Material to process Start Marker
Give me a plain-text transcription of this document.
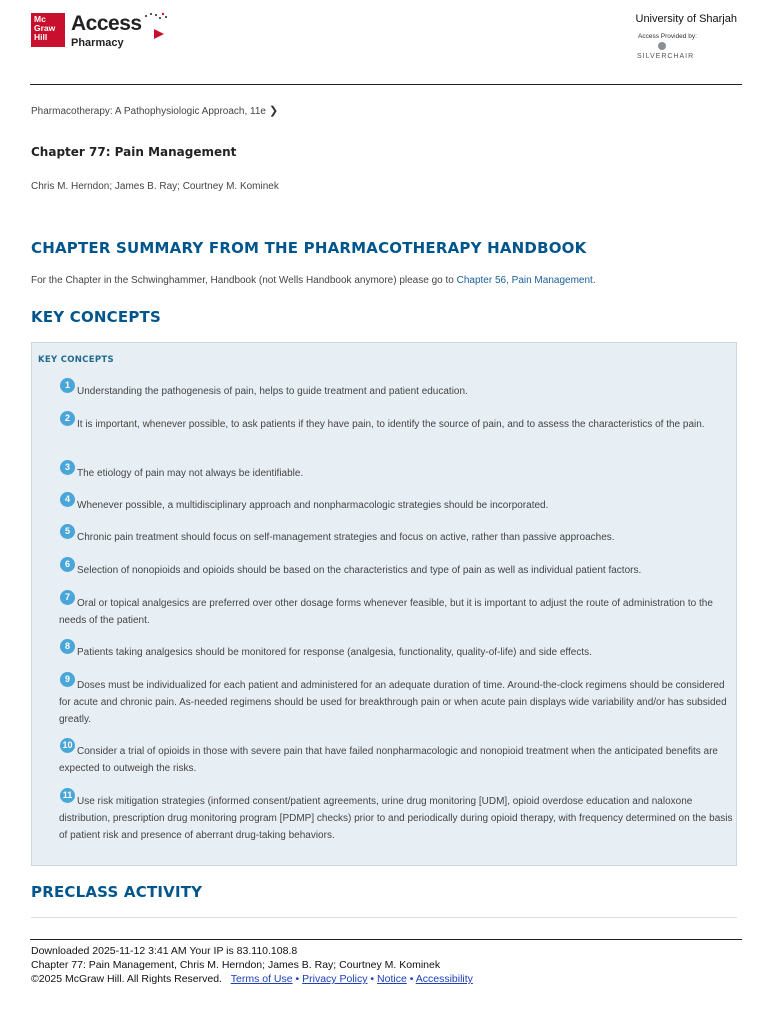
Mc
Graw
Hill
Access
Pharmacy
University of Sharjah
Access Provided by:
SILVERCHAIR
Pharmacotherapy: A Pathophysiologic Approach, 11e ❯
Chapter 77: Pain Management
Chris M. Herndon; James B. Ray; Courtney M. Kominek
CHAPTER SUMMARY FROM THE PHARMACOTHERAPY HANDBOOK
For the Chapter in the Schwinghammer, Handbook (not Wells Handbook anymore) please go to Chapter 56, Pain Management.
KEY CONCEPTS
KEY CONCEPTS
1Understanding the pathogenesis of pain, helps to guide treatment and patient education.
2It is important, whenever possible, to ask patients if they have pain, to identify the source of pain, and to assess the characteristics of the pain.
3The etiology of pain may not always be identifiable.
4Whenever possible, a multidisciplinary approach and nonpharmacologic strategies should be incorporated.
5Chronic pain treatment should focus on self-management strategies and focus on active, rather than passive approaches.
6Selection of nonopioids and opioids should be based on the characteristics and type of pain as well as individual patient factors.
7Oral or topical analgesics are preferred over other dosage forms whenever feasible, but it is important to adjust the route of administration to the needs of the patient.
8Patients taking analgesics should be monitored for response (analgesia, functionality, quality-of-life) and side effects.
9Doses must be individualized for each patient and administered for an adequate duration of time. Around-the-clock regimens should be considered for acute and chronic pain. As-needed regimens should be used for breakthrough pain or when acute pain displays wide variability and/or has subsided greatly.
10Consider a trial of opioids in those with severe pain that have failed nonpharmacologic and nonopioid treatment when the anticipated benefits are expected to outweigh the risks.
11Use risk mitigation strategies (informed consent/patient agreements, urine drug monitoring [UDM], opioid overdose education and naloxone distribution, prescription drug monitoring program [PDMP] checks) prior to and periodically during opioid therapy, with frequency determined on the basis of patient risk and presence of aberrant drug-taking behaviors.
PRECLASS ACTIVITY
Downloaded 2025-11-12 3:41 AM Your IP is 83.110.108.8
Chapter 77: Pain Management, Chris M. Herndon; James B. Ray; Courtney M. Kominek
©2025 McGraw Hill. All Rights Reserved. Terms of Use • Privacy Policy • Notice • Accessibility
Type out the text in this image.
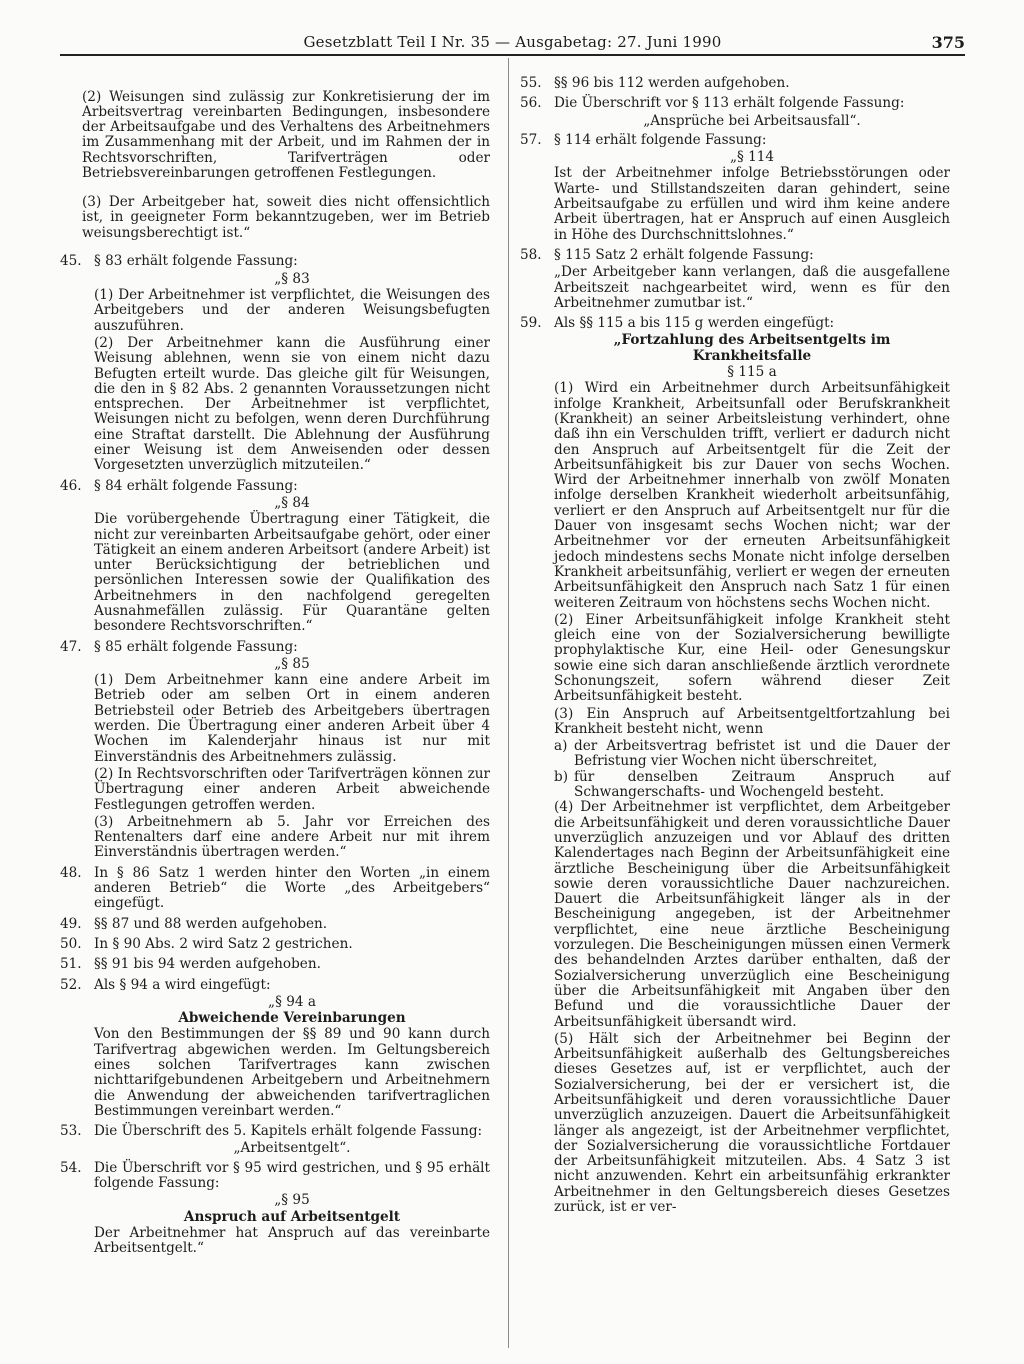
Gesetzblatt Teil I Nr. 35 — Ausgabetag: 27. Juni 1990	375

(2) Weisungen sind zulässig zur Konkretisierung der im Arbeitsvertrag vereinbarten Bedingungen, insbesondere der Arbeitsaufgabe und des Verhaltens des Arbeitnehmers im Zusammenhang mit der Arbeit, und im Rahmen der in Rechtsvorschriften, Tarifverträgen oder Betriebsvereinbarungen getroffenen Festlegungen.

(3) Der Arbeitgeber hat, soweit dies nicht offensichtlich ist, in geeigneter Form bekanntzugeben, wer im Betrieb weisungsberechtigt ist.“

45. § 83 erhält folgende Fassung:

„§ 83

(1) Der Arbeitnehmer ist verpflichtet, die Weisungen des Arbeitgebers und der anderen Weisungsbefugten auszuführen.

(2) Der Arbeitnehmer kann die Ausführung einer Weisung ablehnen, wenn sie von einem nicht dazu Befugten erteilt wurde. Das gleiche gilt für Weisungen, die den in § 82 Abs. 2 genannten Voraussetzungen nicht entsprechen. Der Arbeitnehmer ist verpflichtet, Weisungen nicht zu befolgen, wenn deren Durchführung eine Straftat darstellt. Die Ablehnung der Ausführung einer Weisung ist dem Anweisenden oder dessen Vorgesetzten unverzüglich mitzuteilen.“

46. § 84 erhält folgende Fassung:

„§ 84

Die vorübergehende Übertragung einer Tätigkeit, die nicht zur vereinbarten Arbeitsaufgabe gehört, oder einer Tätigkeit an einem anderen Arbeitsort (andere Arbeit) ist unter Berücksichtigung der betrieblichen und persönlichen Interessen sowie der Qualifikation des Arbeitnehmers in den nachfolgend geregelten Ausnahmefällen zulässig. Für Quarantäne gelten besondere Rechtsvorschriften.“

47. § 85 erhält folgende Fassung:

„§ 85

(1) Dem Arbeitnehmer kann eine andere Arbeit im Betrieb oder am selben Ort in einem anderen Betriebsteil oder Betrieb des Arbeitgebers übertragen werden. Die Übertragung einer anderen Arbeit über 4 Wochen im Kalenderjahr hinaus ist nur mit Einverständnis des Arbeitnehmers zulässig.

(2) In Rechtsvorschriften oder Tarifverträgen können zur Übertragung einer anderen Arbeit abweichende Festlegungen getroffen werden.

(3) Arbeitnehmern ab 5. Jahr vor Erreichen des Rentenalters darf eine andere Arbeit nur mit ihrem Einverständnis übertragen werden.“

48. In § 86 Satz 1 werden hinter den Worten „in einem anderen Betrieb“ die Worte „des Arbeitgebers“ eingefügt.

49. §§ 87 und 88 werden aufgehoben.

50. In § 90 Abs. 2 wird Satz 2 gestrichen.

51. §§ 91 bis 94 werden aufgehoben.

52. Als § 94 a wird eingefügt:

„§ 94 a
Abweichende Vereinbarungen

Von den Bestimmungen der §§ 89 und 90 kann durch Tarifvertrag abgewichen werden. Im Geltungsbereich eines solchen Tarifvertrages kann zwischen nichttarifgebundenen Arbeitgebern und Arbeitnehmern die Anwendung der abweichenden tarifvertraglichen Bestimmungen vereinbart werden.“

53. Die Überschrift des 5. Kapitels erhält folgende Fassung:

„Arbeitsentgelt“.
54. Die Überschrift vor § 95 wird gestrichen, und § 95 erhält folgende Fassung:

„§ 95
Anspruch auf Arbeitsentgelt

Der Arbeitnehmer hat Anspruch auf das vereinbarte Arbeitsentgelt.“

55. §§ 96 bis 112 werden aufgehoben.

56. Die Überschrift vor § 113 erhält folgende Fassung:

„Ansprüche bei Arbeitsausfall“.
57. § 114 erhält folgende Fassung:

„§ 114

Ist der Arbeitnehmer infolge Betriebsstörungen oder Warte- und Stillstandszeiten daran gehindert, seine Arbeitsaufgabe zu erfüllen und wird ihm keine andere Arbeit übertragen, hat er Anspruch auf einen Ausgleich in Höhe des Durchschnittslohnes.“

58. § 115 Satz 2 erhält folgende Fassung:

„Der Arbeitgeber kann verlangen, daß die ausgefallene Arbeitszeit nachgearbeitet wird, wenn es für den Arbeitnehmer zumutbar ist.“

59. Als §§ 115 a bis 115 g werden eingefügt:

„Fortzahlung des Arbeitsentgelts im Krankheitsfalle
§ 115 a

(1) Wird ein Arbeitnehmer durch Arbeitsunfähigkeit infolge Krankheit, Arbeitsunfall oder Berufskrankheit (Krankheit) an seiner Arbeitsleistung verhindert, ohne daß ihn ein Verschulden trifft, verliert er dadurch nicht den Anspruch auf Arbeitsentgelt für die Zeit der Arbeitsunfähigkeit bis zur Dauer von sechs Wochen. Wird der Arbeitnehmer innerhalb von zwölf Monaten infolge derselben Krankheit wiederholt arbeitsunfähig, verliert er den Anspruch auf Arbeitsentgelt nur für die Dauer von insgesamt sechs Wochen nicht; war der Arbeitnehmer vor der erneuten Arbeitsunfähigkeit jedoch mindestens sechs Monate nicht infolge derselben Krankheit arbeitsunfähig, verliert er wegen der erneuten Arbeitsunfähigkeit den Anspruch nach Satz 1 für einen weiteren Zeitraum von höchstens sechs Wochen nicht.

(2) Einer Arbeitsunfähigkeit infolge Krankheit steht gleich eine von der Sozialversicherung bewilligte prophylaktische Kur, eine Heil- oder Genesungskur sowie eine sich daran anschließende ärztlich verordnete Schonungszeit, sofern während dieser Zeit Arbeitsunfähigkeit besteht.

(3) Ein Anspruch auf Arbeitsentgeltfortzahlung bei Krankheit besteht nicht, wenn

a) der Arbeitsvertrag befristet ist und die Dauer der Befristung vier Wochen nicht überschreitet,
b) für denselben Zeitraum Anspruch auf Schwangerschafts- und Wochengeld besteht.

(4) Der Arbeitnehmer ist verpflichtet, dem Arbeitgeber die Arbeitsunfähigkeit und deren voraussichtliche Dauer unverzüglich anzuzeigen und vor Ablauf des dritten Kalendertages nach Beginn der Arbeitsunfähigkeit eine ärztliche Bescheinigung über die Arbeitsunfähigkeit sowie deren voraussichtliche Dauer nachzureichen. Dauert die Arbeitsunfähigkeit länger als in der Bescheinigung angegeben, ist der Arbeitnehmer verpflichtet, eine neue ärztliche Bescheinigung vorzulegen. Die Bescheinigungen müssen einen Vermerk des behandelnden Arztes darüber enthalten, daß der Sozialversicherung unverzüglich eine Bescheinigung über die Arbeitsunfähigkeit mit Angaben über den Befund und die voraussichtliche Dauer der Arbeitsunfähigkeit übersandt wird.

(5) Hält sich der Arbeitnehmer bei Beginn der Arbeitsunfähigkeit außerhalb des Geltungsbereiches dieses Gesetzes auf, ist er verpflichtet, auch der Sozialversicherung, bei der er versichert ist, die Arbeitsunfähigkeit und deren voraussichtliche Dauer unverzüglich anzuzeigen. Dauert die Arbeitsunfähigkeit länger als angezeigt, ist der Arbeitnehmer verpflichtet, der Sozialversicherung die voraussichtliche Fortdauer der Arbeitsunfähigkeit mitzuteilen. Abs. 4 Satz 3 ist nicht anzuwenden. Kehrt ein arbeitsunfähig erkrankter Arbeitnehmer in den Geltungsbereich dieses Gesetzes zurück, ist er ver-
Material to process End Marker
*Task description*
Go through the records above and return each line in which the word "mitzuteilen" occurs.

*Reply*
(2) Der Arbeitnehmer kann die Ausführung einer Weisung ablehnen, wenn sie von einem nicht dazu Befugten erteilt wurde. Das gleiche gilt für Weisungen, die den in § 82 Abs. 2 genannten Voraussetzungen nicht entsprechen. Der Arbeitnehmer ist verpflichtet, Weisungen nicht zu befolgen, wenn deren Durchführung eine Straftat darstellt. Die Ablehnung der Ausführung einer Weisung ist dem Anweisenden oder dessen Vorgesetzten unverzüglich mitzuteilen.“
(5) Hält sich der Arbeitnehmer bei Beginn der Arbeitsunfähigkeit außerhalb des Geltungsbereiches dieses Gesetzes auf, ist er verpflichtet, auch der Sozialversicherung, bei der er versichert ist, die Arbeitsunfähigkeit und deren voraussichtliche Dauer unverzüglich anzuzeigen. Dauert die Arbeitsunfähigkeit länger als angezeigt, ist der Arbeitnehmer verpflichtet, der Sozialversicherung die voraussichtliche Fortdauer der Arbeitsunfähigkeit mitzuteilen. Abs. 4 Satz 3 ist nicht anzuwenden. Kehrt ein arbeitsunfähig erkrankter Arbeitnehmer in den Geltungsbereich dieses Gesetzes zurück, ist er ver-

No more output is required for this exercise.